From the listing below, count the lines where the string "required" occurs. Give the number, with no other words.
>> start DATA IN THIS EXERCISE
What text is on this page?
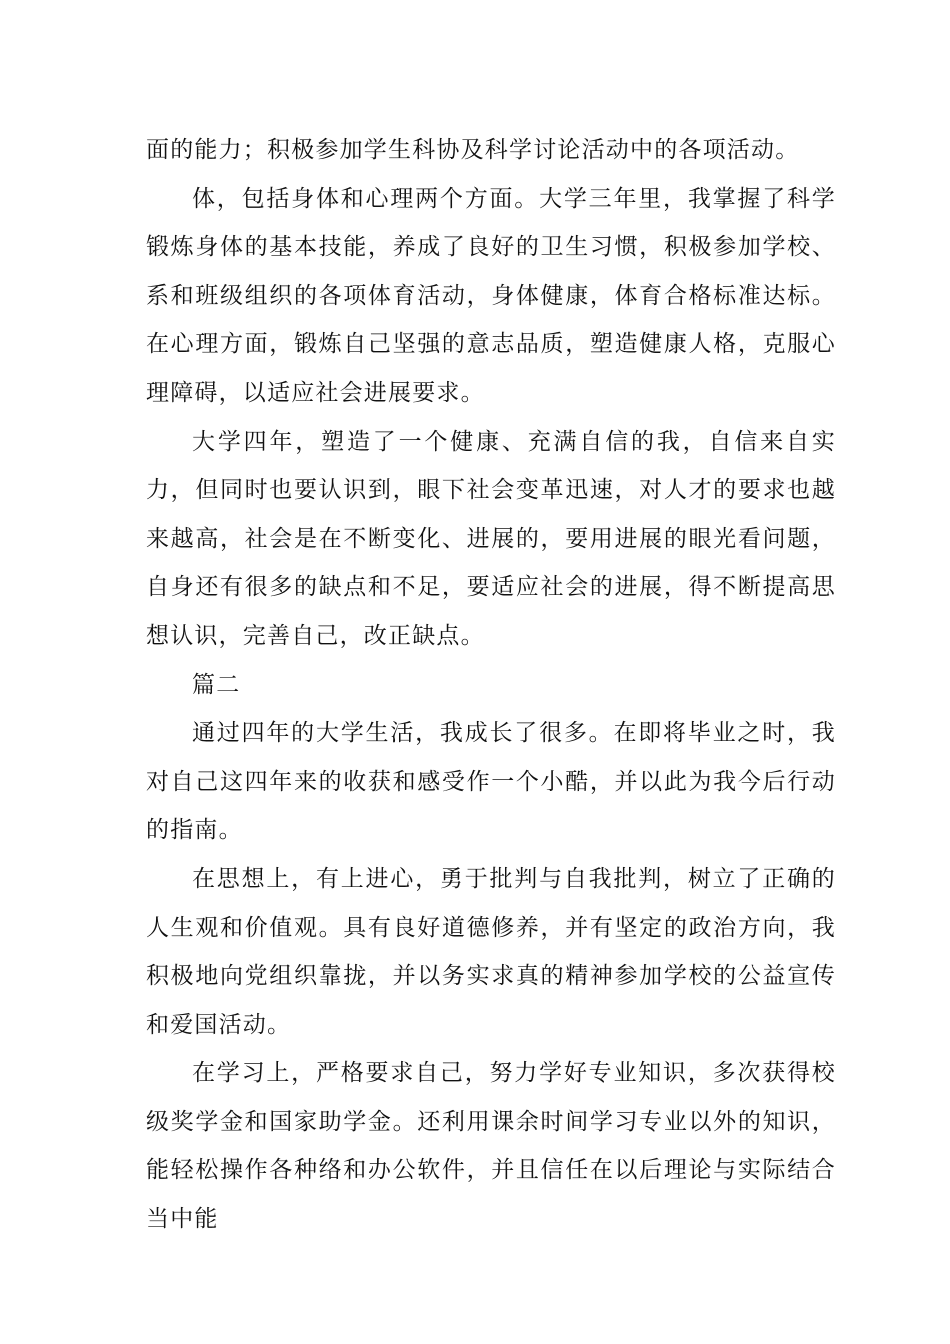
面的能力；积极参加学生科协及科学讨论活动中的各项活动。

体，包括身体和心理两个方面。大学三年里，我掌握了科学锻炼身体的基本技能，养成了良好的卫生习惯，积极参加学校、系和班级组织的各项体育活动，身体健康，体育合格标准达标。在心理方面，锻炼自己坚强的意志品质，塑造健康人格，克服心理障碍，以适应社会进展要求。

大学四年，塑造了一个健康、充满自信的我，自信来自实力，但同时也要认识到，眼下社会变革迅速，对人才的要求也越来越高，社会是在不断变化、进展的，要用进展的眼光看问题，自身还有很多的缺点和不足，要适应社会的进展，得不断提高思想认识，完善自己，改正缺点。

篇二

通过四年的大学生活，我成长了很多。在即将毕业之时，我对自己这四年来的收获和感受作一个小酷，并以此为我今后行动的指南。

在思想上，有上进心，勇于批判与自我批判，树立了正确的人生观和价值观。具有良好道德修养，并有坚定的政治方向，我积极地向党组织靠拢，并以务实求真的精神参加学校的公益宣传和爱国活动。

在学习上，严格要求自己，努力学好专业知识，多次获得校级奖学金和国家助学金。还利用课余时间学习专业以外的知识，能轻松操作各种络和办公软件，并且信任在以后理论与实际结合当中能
>> end DATA IN THIS EXERCISE
>> start DATA IN THIS EXERCISE
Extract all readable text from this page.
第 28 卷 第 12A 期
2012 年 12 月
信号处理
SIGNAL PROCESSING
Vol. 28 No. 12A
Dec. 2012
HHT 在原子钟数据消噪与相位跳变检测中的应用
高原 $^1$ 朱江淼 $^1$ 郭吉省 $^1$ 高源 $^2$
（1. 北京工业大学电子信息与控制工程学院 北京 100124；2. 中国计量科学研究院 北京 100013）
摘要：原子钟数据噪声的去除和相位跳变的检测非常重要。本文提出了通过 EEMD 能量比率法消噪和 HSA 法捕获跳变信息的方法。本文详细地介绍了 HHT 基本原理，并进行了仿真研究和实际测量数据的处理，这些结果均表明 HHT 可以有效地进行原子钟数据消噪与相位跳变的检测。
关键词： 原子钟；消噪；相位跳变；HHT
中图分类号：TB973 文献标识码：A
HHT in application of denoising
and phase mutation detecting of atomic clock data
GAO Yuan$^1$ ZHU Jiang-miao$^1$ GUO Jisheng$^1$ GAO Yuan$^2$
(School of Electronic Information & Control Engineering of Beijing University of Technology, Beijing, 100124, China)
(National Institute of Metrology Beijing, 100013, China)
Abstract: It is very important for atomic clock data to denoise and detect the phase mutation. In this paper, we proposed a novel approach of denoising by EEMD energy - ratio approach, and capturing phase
>> end DATA IN THIS EXERCISE
>> start DATA IN THIS EXERCISE
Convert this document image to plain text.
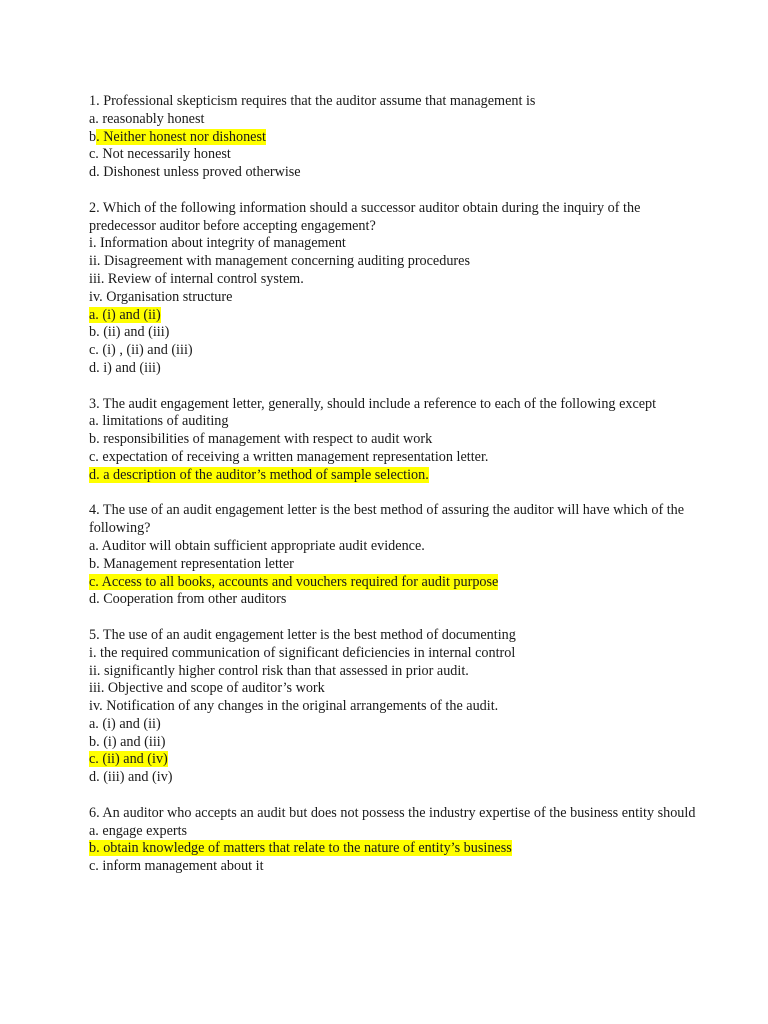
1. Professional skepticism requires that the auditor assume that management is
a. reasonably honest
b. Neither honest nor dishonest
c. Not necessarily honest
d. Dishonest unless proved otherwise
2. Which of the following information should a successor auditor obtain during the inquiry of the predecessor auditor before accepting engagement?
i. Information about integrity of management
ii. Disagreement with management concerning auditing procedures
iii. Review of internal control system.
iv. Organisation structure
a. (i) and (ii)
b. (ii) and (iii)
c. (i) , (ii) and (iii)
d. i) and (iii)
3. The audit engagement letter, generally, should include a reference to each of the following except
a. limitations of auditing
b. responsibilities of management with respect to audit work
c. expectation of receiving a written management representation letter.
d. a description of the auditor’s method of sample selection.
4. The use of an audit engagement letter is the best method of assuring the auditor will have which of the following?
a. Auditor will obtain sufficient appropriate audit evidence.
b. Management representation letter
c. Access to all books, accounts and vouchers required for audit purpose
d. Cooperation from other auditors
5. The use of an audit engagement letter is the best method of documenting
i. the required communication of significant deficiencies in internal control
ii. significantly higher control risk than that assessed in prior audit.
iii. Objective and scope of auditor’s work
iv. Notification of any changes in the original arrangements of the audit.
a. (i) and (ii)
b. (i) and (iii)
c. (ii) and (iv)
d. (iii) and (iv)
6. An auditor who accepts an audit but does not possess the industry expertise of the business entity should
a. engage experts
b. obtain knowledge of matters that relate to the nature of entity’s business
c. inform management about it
>> end DATA IN THIS EXERCISE
§ SOLUTION BELOW: 2